— Start of Article —

The majority of annual festivals in Abruzzo are in the spring or the summer months when the weather is generally good, and mostly they revolve around the twin Italian passions of religion and food.
The Traditional Befana Festival (Picciano): Coinciding with the Feast of the Epiphany. In case you didn't know, Befana is the witch who delivers gifts to good children all over Italy on the eve of the 5th of January and is celebrated throughout the country.
Living Nativity (Rivisondoli): A ‘living nativity’ featuring hundreds of costumed characters re-enacting the Three Kings arriving at the manger of the baby Jesus.
The Farchie Festival (Fara Filorum Petri): This festival celebrates the folklore around St. Anthony who transformed an oak wood into a defending army and saved the village from invading French troops back in 1799. Like a lot of Italian festivals, the celebrations conclude with a firework display. This event usually takes place on the 16th of January.
Here comes, here comes the Befana
She comes from the mountains in the deep of the night
Look how tired she is! All wrapped up
In snow and frost and the north wind!
Here comes, here comes the Befana!
— Giovanni Pascoli
Carnival (Francavilla al Mare): Every February the resort town of Francavilla al Mare plays host to a typical Italian carnival featuring a host of unlikely characters and flamboyant floats, overseen by the leader of the carnival 'King Patanello'.
Carnival (Citta Sant’Angelo): A carnival featuring a parade of incredible floats.
Easter is big throughout the whole of Italy, and that is doubly true for the Abruzzo region.
Procession of the Body of Christ (Chieti): This sombre procession commences on Good Friday at the Cathedral of San Giustino in the hilltop town of Chieti. An atmospheric and solemn event with musicians and hooded, lantern bearers weaving their way slowly through the streets of old Chieti. Many other towns in Abruzzo follow a similar ritual including L’Aquila and Sulmona.
I Talami (Orsogna): The village of Orsogna plays host to a procession with performances of key biblical scenes over the Easter period.
Madonna che scappa in Piazza (Sulmona): This Easter festival featuring ‘The Running Madonna’, takes place in Sulmona, and celebrates the crucifixion and resurrection of Christ, culminating with a statue of the Madonna, carried by eight very fit locals, ‘running’ to meet the newly resurrected Christ on Easter Sunday. Be there early, as there are always hundreds of onlookers and the spectacle is often televised on the local TV networks.
Frittata Festival (San Valentino): Celebrating that staple of Italian cuisine, the frittata, this festival usually takes place on Good Friday.
Snake festival (Cocullo): The venue for this festival is a small town nestled amongst the hills of Abruzzo. The festival traditionally happens every year usually on the first Thursday in May. The festival honours Cocullo’s patron saint, San Domenico, whose effigy is draped in dozens of live snakes and paraded through the streets of the town.
Daffodil Festival (Rocca di Mezzo): This pagan-inspired festival celebrates the beginning of Spring.

— End of Article —
— Start of Stored data —

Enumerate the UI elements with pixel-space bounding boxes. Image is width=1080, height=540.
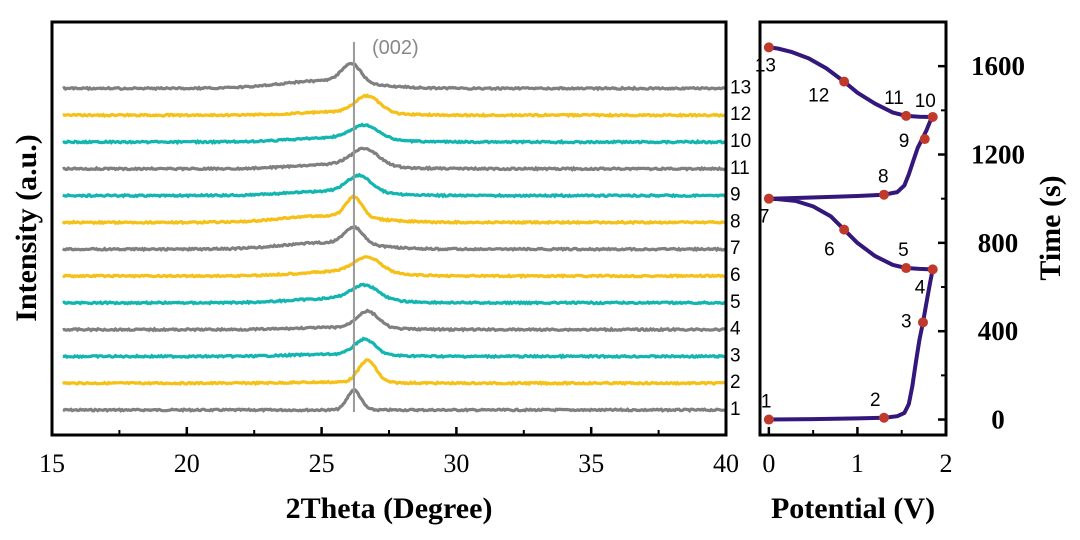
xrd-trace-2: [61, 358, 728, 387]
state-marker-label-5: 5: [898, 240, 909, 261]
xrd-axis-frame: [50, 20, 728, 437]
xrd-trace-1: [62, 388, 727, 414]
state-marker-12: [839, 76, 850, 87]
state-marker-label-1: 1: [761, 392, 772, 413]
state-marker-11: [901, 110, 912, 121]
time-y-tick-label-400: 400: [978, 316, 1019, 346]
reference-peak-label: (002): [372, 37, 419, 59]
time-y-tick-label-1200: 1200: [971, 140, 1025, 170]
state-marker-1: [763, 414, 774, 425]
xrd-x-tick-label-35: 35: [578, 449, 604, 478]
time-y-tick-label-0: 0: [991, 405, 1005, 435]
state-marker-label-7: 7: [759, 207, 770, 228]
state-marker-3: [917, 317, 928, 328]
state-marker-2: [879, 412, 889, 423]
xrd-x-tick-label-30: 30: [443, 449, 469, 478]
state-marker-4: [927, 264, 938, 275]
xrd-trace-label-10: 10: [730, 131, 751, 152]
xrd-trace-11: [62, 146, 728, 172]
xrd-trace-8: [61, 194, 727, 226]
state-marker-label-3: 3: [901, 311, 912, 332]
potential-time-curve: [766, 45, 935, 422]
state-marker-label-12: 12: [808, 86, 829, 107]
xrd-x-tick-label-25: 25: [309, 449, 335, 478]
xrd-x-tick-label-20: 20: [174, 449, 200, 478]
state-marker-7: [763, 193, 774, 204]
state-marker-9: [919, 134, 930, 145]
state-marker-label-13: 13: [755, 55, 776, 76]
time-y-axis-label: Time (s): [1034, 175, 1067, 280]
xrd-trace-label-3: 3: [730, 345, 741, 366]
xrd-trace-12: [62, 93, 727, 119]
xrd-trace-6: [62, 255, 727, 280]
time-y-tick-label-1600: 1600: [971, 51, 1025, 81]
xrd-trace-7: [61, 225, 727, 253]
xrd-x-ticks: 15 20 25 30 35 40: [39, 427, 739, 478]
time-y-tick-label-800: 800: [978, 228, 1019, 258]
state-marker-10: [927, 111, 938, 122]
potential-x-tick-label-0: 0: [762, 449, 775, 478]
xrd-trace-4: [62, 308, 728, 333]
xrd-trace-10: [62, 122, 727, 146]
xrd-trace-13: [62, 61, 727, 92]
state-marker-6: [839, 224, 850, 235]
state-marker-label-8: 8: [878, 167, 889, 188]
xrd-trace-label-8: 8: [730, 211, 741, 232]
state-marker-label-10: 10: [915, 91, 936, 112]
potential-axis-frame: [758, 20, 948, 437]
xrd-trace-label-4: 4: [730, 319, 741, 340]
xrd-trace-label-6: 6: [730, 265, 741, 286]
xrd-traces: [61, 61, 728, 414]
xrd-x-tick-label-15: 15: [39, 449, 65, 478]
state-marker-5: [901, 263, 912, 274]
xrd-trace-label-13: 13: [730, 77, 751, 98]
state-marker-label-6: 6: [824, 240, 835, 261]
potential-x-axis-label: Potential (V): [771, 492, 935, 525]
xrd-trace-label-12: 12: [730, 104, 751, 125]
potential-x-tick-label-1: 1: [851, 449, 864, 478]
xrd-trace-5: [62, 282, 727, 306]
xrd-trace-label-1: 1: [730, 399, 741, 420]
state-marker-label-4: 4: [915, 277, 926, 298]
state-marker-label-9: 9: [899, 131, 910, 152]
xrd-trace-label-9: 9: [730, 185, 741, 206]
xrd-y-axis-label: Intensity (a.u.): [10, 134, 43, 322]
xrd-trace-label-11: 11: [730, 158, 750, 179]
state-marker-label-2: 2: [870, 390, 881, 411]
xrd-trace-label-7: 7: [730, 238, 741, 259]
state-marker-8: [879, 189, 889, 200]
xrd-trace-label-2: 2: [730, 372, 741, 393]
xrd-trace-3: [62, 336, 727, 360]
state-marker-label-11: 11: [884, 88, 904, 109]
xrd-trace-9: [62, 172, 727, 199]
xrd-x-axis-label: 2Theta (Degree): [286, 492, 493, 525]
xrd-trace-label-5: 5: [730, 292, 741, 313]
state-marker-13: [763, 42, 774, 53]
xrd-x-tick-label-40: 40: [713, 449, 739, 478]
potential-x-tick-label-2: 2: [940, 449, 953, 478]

— End of Stored data —
— Start of Stored data —

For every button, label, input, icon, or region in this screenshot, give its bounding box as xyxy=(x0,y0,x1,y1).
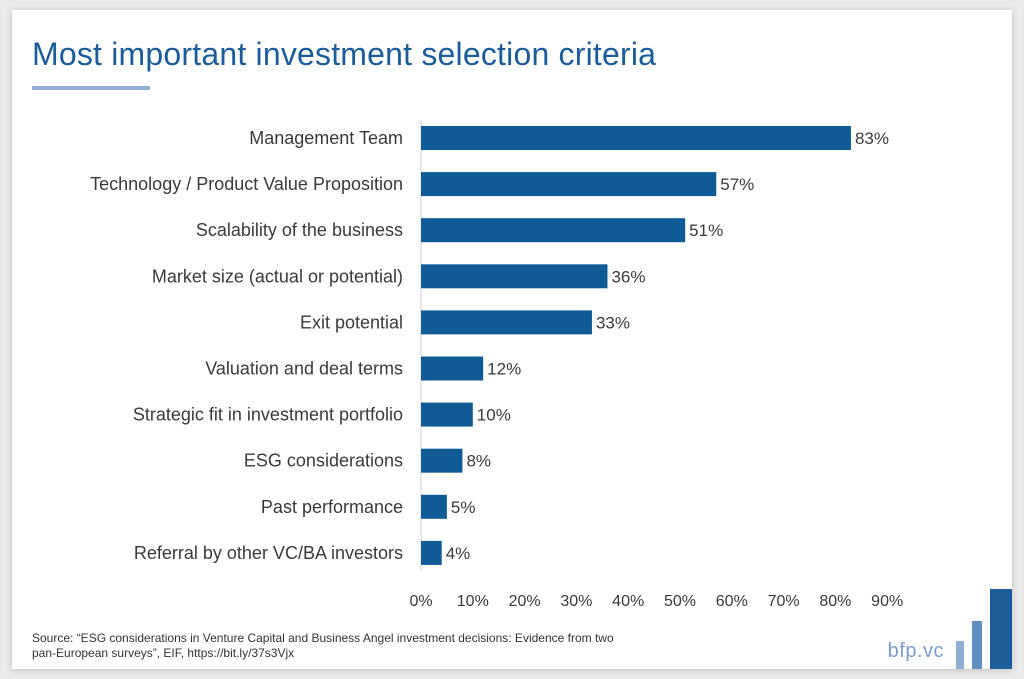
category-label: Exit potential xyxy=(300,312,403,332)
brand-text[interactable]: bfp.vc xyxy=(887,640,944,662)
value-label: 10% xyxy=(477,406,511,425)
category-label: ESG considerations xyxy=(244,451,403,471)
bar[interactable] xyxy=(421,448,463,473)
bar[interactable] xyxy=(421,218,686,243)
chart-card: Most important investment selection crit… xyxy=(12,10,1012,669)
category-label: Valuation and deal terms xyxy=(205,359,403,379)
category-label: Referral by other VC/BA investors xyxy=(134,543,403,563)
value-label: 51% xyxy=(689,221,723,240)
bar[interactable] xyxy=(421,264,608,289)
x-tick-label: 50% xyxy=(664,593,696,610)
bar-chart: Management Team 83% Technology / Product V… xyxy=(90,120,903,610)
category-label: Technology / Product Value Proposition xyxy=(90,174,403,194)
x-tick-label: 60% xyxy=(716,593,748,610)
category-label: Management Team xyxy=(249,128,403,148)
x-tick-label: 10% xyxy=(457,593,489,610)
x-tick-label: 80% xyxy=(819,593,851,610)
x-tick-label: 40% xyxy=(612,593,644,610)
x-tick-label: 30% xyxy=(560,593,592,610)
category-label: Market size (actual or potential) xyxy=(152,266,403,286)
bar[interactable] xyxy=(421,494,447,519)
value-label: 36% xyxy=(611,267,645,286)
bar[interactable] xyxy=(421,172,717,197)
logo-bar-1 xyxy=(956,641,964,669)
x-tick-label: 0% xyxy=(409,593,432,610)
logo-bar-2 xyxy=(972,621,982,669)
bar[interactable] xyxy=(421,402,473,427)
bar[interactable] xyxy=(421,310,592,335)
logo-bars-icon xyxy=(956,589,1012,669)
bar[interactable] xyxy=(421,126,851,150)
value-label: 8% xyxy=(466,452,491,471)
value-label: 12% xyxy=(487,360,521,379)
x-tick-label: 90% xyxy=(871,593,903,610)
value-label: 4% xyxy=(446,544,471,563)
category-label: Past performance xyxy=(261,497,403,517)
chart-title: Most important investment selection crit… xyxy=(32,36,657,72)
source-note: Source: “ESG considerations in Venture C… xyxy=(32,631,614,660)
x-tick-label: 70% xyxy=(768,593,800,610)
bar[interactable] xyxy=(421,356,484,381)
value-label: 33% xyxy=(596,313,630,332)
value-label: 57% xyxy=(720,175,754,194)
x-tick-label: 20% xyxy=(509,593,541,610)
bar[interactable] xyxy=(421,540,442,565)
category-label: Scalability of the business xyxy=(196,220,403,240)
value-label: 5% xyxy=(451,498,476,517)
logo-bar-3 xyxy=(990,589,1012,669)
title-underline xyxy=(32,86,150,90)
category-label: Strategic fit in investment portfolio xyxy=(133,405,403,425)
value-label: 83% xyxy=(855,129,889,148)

— End of Stored data —

» Challenges:
[a] In the text on Abruzzo festivals, when does the Snake festival in Cocullo usually take place?
[b] Revise the passage of the Abruzzo festivals text from "The Farchie Festival" to "16th of January.", putting "pine forest" in place of "oak wood".

» Outputs by task:
[a] It usually takes place on the first Thursday in May.

[b]
The Farchie Festival (Fara Filorum Petri): This festival celebrates the folklore around St. Anthony who transformed an pine forest into a defending army and saved the village from invading French troops back in 1799. Like a lot of Italian festivals, the celebrations conclude with a firework display. This event usually takes place on the 16th of January.